* Task material *
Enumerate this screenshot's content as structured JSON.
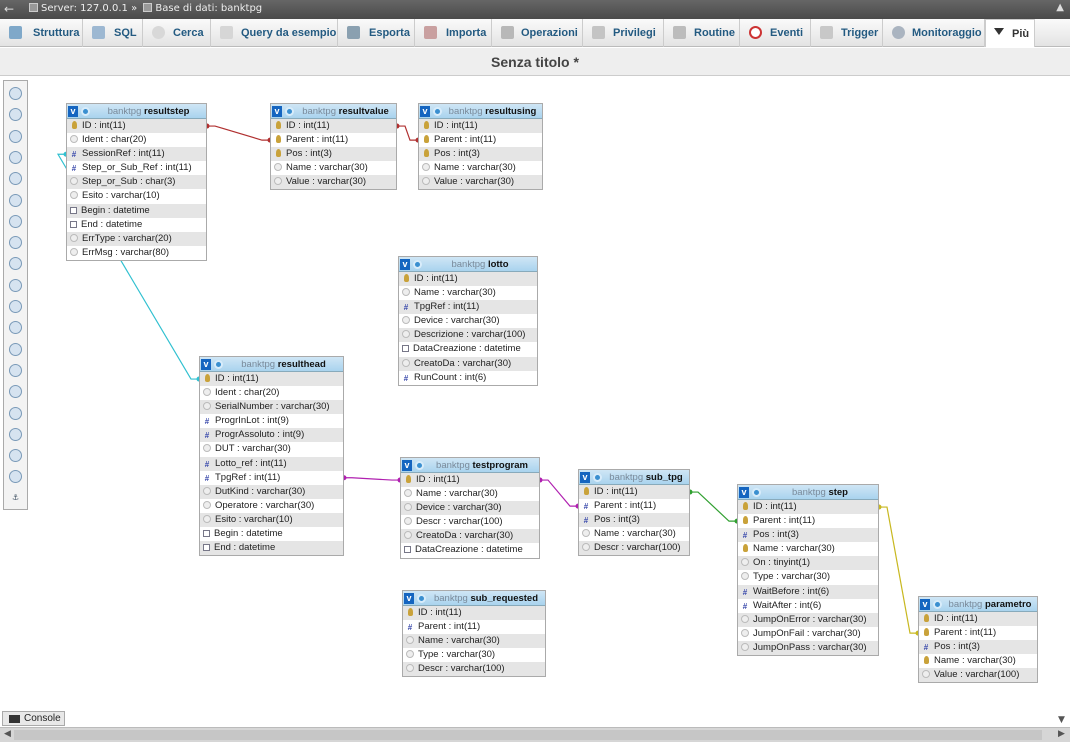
{
  "window": {
    "server_label": "Server: 127.0.0.1",
    "separator": "»",
    "db_label": "Base di dati: banktpg"
  },
  "tabs": [
    {
      "label": "Struttura",
      "icon": "structure-icon"
    },
    {
      "label": "SQL",
      "icon": "sql-icon"
    },
    {
      "label": "Cerca",
      "icon": "search-icon"
    },
    {
      "label": "Query da esempio",
      "icon": "query-icon"
    },
    {
      "label": "Esporta",
      "icon": "export-icon"
    },
    {
      "label": "Importa",
      "icon": "import-icon"
    },
    {
      "label": "Operazioni",
      "icon": "wrench-icon"
    },
    {
      "label": "Privilegi",
      "icon": "privileges-icon"
    },
    {
      "label": "Routine",
      "icon": "routines-icon"
    },
    {
      "label": "Eventi",
      "icon": "clock-icon"
    },
    {
      "label": "Trigger",
      "icon": "trigger-icon"
    },
    {
      "label": "Monitoraggio",
      "icon": "eye-icon"
    },
    {
      "label": "Più",
      "icon": "caret-down-icon"
    }
  ],
  "page_title": "Senza titolo *",
  "console_label": "Console",
  "colors": {
    "link_resultstep_resultvalue": "#b03030",
    "link_resultvalue_resultusing": "#b03030",
    "link_resultstep_resulthead": "#30c0d0",
    "link_resulthead_testprogram": "#b020b0",
    "link_testprogram_sub_tpg": "#b020b0",
    "link_sub_tpg_step": "#30a030",
    "link_step_parametro": "#c8b820"
  },
  "tables": [
    {
      "db": "banktpg",
      "name": "resultstep",
      "fields": [
        {
          "t": "key",
          "text": "ID : int(11)"
        },
        {
          "t": "str",
          "text": "Ident : char(20)"
        },
        {
          "t": "num",
          "text": "SessionRef : int(11)"
        },
        {
          "t": "num",
          "text": "Step_or_Sub_Ref : int(11)"
        },
        {
          "t": "str",
          "text": "Step_or_Sub : char(3)"
        },
        {
          "t": "str",
          "text": "Esito : varchar(10)"
        },
        {
          "t": "dt",
          "text": "Begin : datetime"
        },
        {
          "t": "dt",
          "text": "End : datetime"
        },
        {
          "t": "str",
          "text": "ErrType : varchar(20)"
        },
        {
          "t": "str",
          "text": "ErrMsg : varchar(80)"
        }
      ]
    },
    {
      "db": "banktpg",
      "name": "resultvalue",
      "fields": [
        {
          "t": "key",
          "text": "ID : int(11)"
        },
        {
          "t": "key",
          "text": "Parent : int(11)"
        },
        {
          "t": "key",
          "text": "Pos : int(3)"
        },
        {
          "t": "str",
          "text": "Name : varchar(30)"
        },
        {
          "t": "str",
          "text": "Value : varchar(30)"
        }
      ]
    },
    {
      "db": "banktpg",
      "name": "resultusing",
      "fields": [
        {
          "t": "key",
          "text": "ID : int(11)"
        },
        {
          "t": "key",
          "text": "Parent : int(11)"
        },
        {
          "t": "key",
          "text": "Pos : int(3)"
        },
        {
          "t": "str",
          "text": "Name : varchar(30)"
        },
        {
          "t": "str",
          "text": "Value : varchar(30)"
        }
      ]
    },
    {
      "db": "banktpg",
      "name": "lotto",
      "fields": [
        {
          "t": "key",
          "text": "ID : int(11)"
        },
        {
          "t": "str",
          "text": "Name : varchar(30)"
        },
        {
          "t": "num",
          "text": "TpgRef : int(11)"
        },
        {
          "t": "str",
          "text": "Device : varchar(30)"
        },
        {
          "t": "str",
          "text": "Descrizione : varchar(100)"
        },
        {
          "t": "dt",
          "text": "DataCreazione : datetime"
        },
        {
          "t": "str",
          "text": "CreatoDa : varchar(30)"
        },
        {
          "t": "num",
          "text": "RunCount : int(6)"
        }
      ]
    },
    {
      "db": "banktpg",
      "name": "resulthead",
      "fields": [
        {
          "t": "key",
          "text": "ID : int(11)"
        },
        {
          "t": "str",
          "text": "Ident : char(20)"
        },
        {
          "t": "str",
          "text": "SerialNumber : varchar(30)"
        },
        {
          "t": "num",
          "text": "ProgrInLot : int(9)"
        },
        {
          "t": "num",
          "text": "ProgrAssoluto : int(9)"
        },
        {
          "t": "str",
          "text": "DUT : varchar(30)"
        },
        {
          "t": "num",
          "text": "Lotto_ref : int(11)"
        },
        {
          "t": "num",
          "text": "TpgRef : int(11)"
        },
        {
          "t": "str",
          "text": "DutKind : varchar(30)"
        },
        {
          "t": "str",
          "text": "Operatore : varchar(30)"
        },
        {
          "t": "str",
          "text": "Esito : varchar(10)"
        },
        {
          "t": "dt",
          "text": "Begin : datetime"
        },
        {
          "t": "dt",
          "text": "End : datetime"
        }
      ]
    },
    {
      "db": "banktpg",
      "name": "testprogram",
      "fields": [
        {
          "t": "key",
          "text": "ID : int(11)"
        },
        {
          "t": "str",
          "text": "Name : varchar(30)"
        },
        {
          "t": "str",
          "text": "Device : varchar(30)"
        },
        {
          "t": "str",
          "text": "Descr : varchar(100)"
        },
        {
          "t": "str",
          "text": "CreatoDa : varchar(30)"
        },
        {
          "t": "dt",
          "text": "DataCreazione : datetime"
        }
      ]
    },
    {
      "db": "banktpg",
      "name": "sub_tpg",
      "fields": [
        {
          "t": "key",
          "text": "ID : int(11)"
        },
        {
          "t": "num",
          "text": "Parent : int(11)"
        },
        {
          "t": "num",
          "text": "Pos : int(3)"
        },
        {
          "t": "str",
          "text": "Name : varchar(30)"
        },
        {
          "t": "str",
          "text": "Descr : varchar(100)"
        }
      ]
    },
    {
      "db": "banktpg",
      "name": "step",
      "fields": [
        {
          "t": "key",
          "text": "ID : int(11)"
        },
        {
          "t": "key",
          "text": "Parent : int(11)"
        },
        {
          "t": "num",
          "text": "Pos : int(3)"
        },
        {
          "t": "key",
          "text": "Name : varchar(30)"
        },
        {
          "t": "str",
          "text": "On : tinyint(1)"
        },
        {
          "t": "str",
          "text": "Type : varchar(30)"
        },
        {
          "t": "num",
          "text": "WaitBefore : int(6)"
        },
        {
          "t": "num",
          "text": "WaitAfter : int(6)"
        },
        {
          "t": "str",
          "text": "JumpOnError : varchar(30)"
        },
        {
          "t": "str",
          "text": "JumpOnFail : varchar(30)"
        },
        {
          "t": "str",
          "text": "JumpOnPass : varchar(30)"
        }
      ]
    },
    {
      "db": "banktpg",
      "name": "sub_requested",
      "fields": [
        {
          "t": "key",
          "text": "ID : int(11)"
        },
        {
          "t": "num",
          "text": "Parent : int(11)"
        },
        {
          "t": "str",
          "text": "Name : varchar(30)"
        },
        {
          "t": "str",
          "text": "Type : varchar(30)"
        },
        {
          "t": "str",
          "text": "Descr : varchar(100)"
        }
      ]
    },
    {
      "db": "banktpg",
      "name": "parametro",
      "fields": [
        {
          "t": "key",
          "text": "ID : int(11)"
        },
        {
          "t": "key",
          "text": "Parent : int(11)"
        },
        {
          "t": "num",
          "text": "Pos : int(3)"
        },
        {
          "t": "key",
          "text": "Name : varchar(30)"
        },
        {
          "t": "str",
          "text": "Value : varchar(100)"
        }
      ]
    }
  ]
}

* Request *
Every record must be copied exactly, with images dropped from the result.

* Problem solution *
Enumerate this screenshot's content as structured JSON.
{
  "window": {
    "server_label": "Server: 127.0.0.1",
    "separator": "»",
    "db_label": "Base di dati: banktpg"
  },
  "tabs": [
    {
      "label": "Struttura",
      "icon": "structure-icon"
    },
    {
      "label": "SQL",
      "icon": "sql-icon"
    },
    {
      "label": "Cerca",
      "icon": "search-icon"
    },
    {
      "label": "Query da esempio",
      "icon": "query-icon"
    },
    {
      "label": "Esporta",
      "icon": "export-icon"
    },
    {
      "label": "Importa",
      "icon": "import-icon"
    },
    {
      "label": "Operazioni",
      "icon": "wrench-icon"
    },
    {
      "label": "Privilegi",
      "icon": "privileges-icon"
    },
    {
      "label": "Routine",
      "icon": "routines-icon"
    },
    {
      "label": "Eventi",
      "icon": "clock-icon"
    },
    {
      "label": "Trigger",
      "icon": "trigger-icon"
    },
    {
      "label": "Monitoraggio",
      "icon": "eye-icon"
    },
    {
      "label": "Più",
      "icon": "caret-down-icon"
    }
  ],
  "page_title": "Senza titolo *",
  "console_label": "Console",
  "colors": {
    "link_resultstep_resultvalue": "#b03030",
    "link_resultvalue_resultusing": "#b03030",
    "link_resultstep_resulthead": "#30c0d0",
    "link_resulthead_testprogram": "#b020b0",
    "link_testprogram_sub_tpg": "#b020b0",
    "link_sub_tpg_step": "#30a030",
    "link_step_parametro": "#c8b820"
  },
  "tables": [
    {
      "db": "banktpg",
      "name": "resultstep",
      "fields": [
        {
          "t": "key",
          "text": "ID : int(11)"
        },
        {
          "t": "str",
          "text": "Ident : char(20)"
        },
        {
          "t": "num",
          "text": "SessionRef : int(11)"
        },
        {
          "t": "num",
          "text": "Step_or_Sub_Ref : int(11)"
        },
        {
          "t": "str",
          "text": "Step_or_Sub : char(3)"
        },
        {
          "t": "str",
          "text": "Esito : varchar(10)"
        },
        {
          "t": "dt",
          "text": "Begin : datetime"
        },
        {
          "t": "dt",
          "text": "End : datetime"
        },
        {
          "t": "str",
          "text": "ErrType : varchar(20)"
        },
        {
          "t": "str",
          "text": "ErrMsg : varchar(80)"
        }
      ]
    },
    {
      "db": "banktpg",
      "name": "resultvalue",
      "fields": [
        {
          "t": "key",
          "text": "ID : int(11)"
        },
        {
          "t": "key",
          "text": "Parent : int(11)"
        },
        {
          "t": "key",
          "text": "Pos : int(3)"
        },
        {
          "t": "str",
          "text": "Name : varchar(30)"
        },
        {
          "t": "str",
          "text": "Value : varchar(30)"
        }
      ]
    },
    {
      "db": "banktpg",
      "name": "resultusing",
      "fields": [
        {
          "t": "key",
          "text": "ID : int(11)"
        },
        {
          "t": "key",
          "text": "Parent : int(11)"
        },
        {
          "t": "key",
          "text": "Pos : int(3)"
        },
        {
          "t": "str",
          "text": "Name : varchar(30)"
        },
        {
          "t": "str",
          "text": "Value : varchar(30)"
        }
      ]
    },
    {
      "db": "banktpg",
      "name": "lotto",
      "fields": [
        {
          "t": "key",
          "text": "ID : int(11)"
        },
        {
          "t": "str",
          "text": "Name : varchar(30)"
        },
        {
          "t": "num",
          "text": "TpgRef : int(11)"
        },
        {
          "t": "str",
          "text": "Device : varchar(30)"
        },
        {
          "t": "str",
          "text": "Descrizione : varchar(100)"
        },
        {
          "t": "dt",
          "text": "DataCreazione : datetime"
        },
        {
          "t": "str",
          "text": "CreatoDa : varchar(30)"
        },
        {
          "t": "num",
          "text": "RunCount : int(6)"
        }
      ]
    },
    {
      "db": "banktpg",
      "name": "resulthead",
      "fields": [
        {
          "t": "key",
          "text": "ID : int(11)"
        },
        {
          "t": "str",
          "text": "Ident : char(20)"
        },
        {
          "t": "str",
          "text": "SerialNumber : varchar(30)"
        },
        {
          "t": "num",
          "text": "ProgrInLot : int(9)"
        },
        {
          "t": "num",
          "text": "ProgrAssoluto : int(9)"
        },
        {
          "t": "str",
          "text": "DUT : varchar(30)"
        },
        {
          "t": "num",
          "text": "Lotto_ref : int(11)"
        },
        {
          "t": "num",
          "text": "TpgRef : int(11)"
        },
        {
          "t": "str",
          "text": "DutKind : varchar(30)"
        },
        {
          "t": "str",
          "text": "Operatore : varchar(30)"
        },
        {
          "t": "str",
          "text": "Esito : varchar(10)"
        },
        {
          "t": "dt",
          "text": "Begin : datetime"
        },
        {
          "t": "dt",
          "text": "End : datetime"
        }
      ]
    },
    {
      "db": "banktpg",
      "name": "testprogram",
      "fields": [
        {
          "t": "key",
          "text": "ID : int(11)"
        },
        {
          "t": "str",
          "text": "Name : varchar(30)"
        },
        {
          "t": "str",
          "text": "Device : varchar(30)"
        },
        {
          "t": "str",
          "text": "Descr : varchar(100)"
        },
        {
          "t": "str",
          "text": "CreatoDa : varchar(30)"
        },
        {
          "t": "dt",
          "text": "DataCreazione : datetime"
        }
      ]
    },
    {
      "db": "banktpg",
      "name": "sub_tpg",
      "fields": [
        {
          "t": "key",
          "text": "ID : int(11)"
        },
        {
          "t": "num",
          "text": "Parent : int(11)"
        },
        {
          "t": "num",
          "text": "Pos : int(3)"
        },
        {
          "t": "str",
          "text": "Name : varchar(30)"
        },
        {
          "t": "str",
          "text": "Descr : varchar(100)"
        }
      ]
    },
    {
      "db": "banktpg",
      "name": "step",
      "fields": [
        {
          "t": "key",
          "text": "ID : int(11)"
        },
        {
          "t": "key",
          "text": "Parent : int(11)"
        },
        {
          "t": "num",
          "text": "Pos : int(3)"
        },
        {
          "t": "key",
          "text": "Name : varchar(30)"
        },
        {
          "t": "str",
          "text": "On : tinyint(1)"
        },
        {
          "t": "str",
          "text": "Type : varchar(30)"
        },
        {
          "t": "num",
          "text": "WaitBefore : int(6)"
        },
        {
          "t": "num",
          "text": "WaitAfter : int(6)"
        },
        {
          "t": "str",
          "text": "JumpOnError : varchar(30)"
        },
        {
          "t": "str",
          "text": "JumpOnFail : varchar(30)"
        },
        {
          "t": "str",
          "text": "JumpOnPass : varchar(30)"
        }
      ]
    },
    {
      "db": "banktpg",
      "name": "sub_requested",
      "fields": [
        {
          "t": "key",
          "text": "ID : int(11)"
        },
        {
          "t": "num",
          "text": "Parent : int(11)"
        },
        {
          "t": "str",
          "text": "Name : varchar(30)"
        },
        {
          "t": "str",
          "text": "Type : varchar(30)"
        },
        {
          "t": "str",
          "text": "Descr : varchar(100)"
        }
      ]
    },
    {
      "db": "banktpg",
      "name": "parametro",
      "fields": [
        {
          "t": "key",
          "text": "ID : int(11)"
        },
        {
          "t": "key",
          "text": "Parent : int(11)"
        },
        {
          "t": "num",
          "text": "Pos : int(3)"
        },
        {
          "t": "key",
          "text": "Name : varchar(30)"
        },
        {
          "t": "str",
          "text": "Value : varchar(100)"
        }
      ]
    }
  ]
}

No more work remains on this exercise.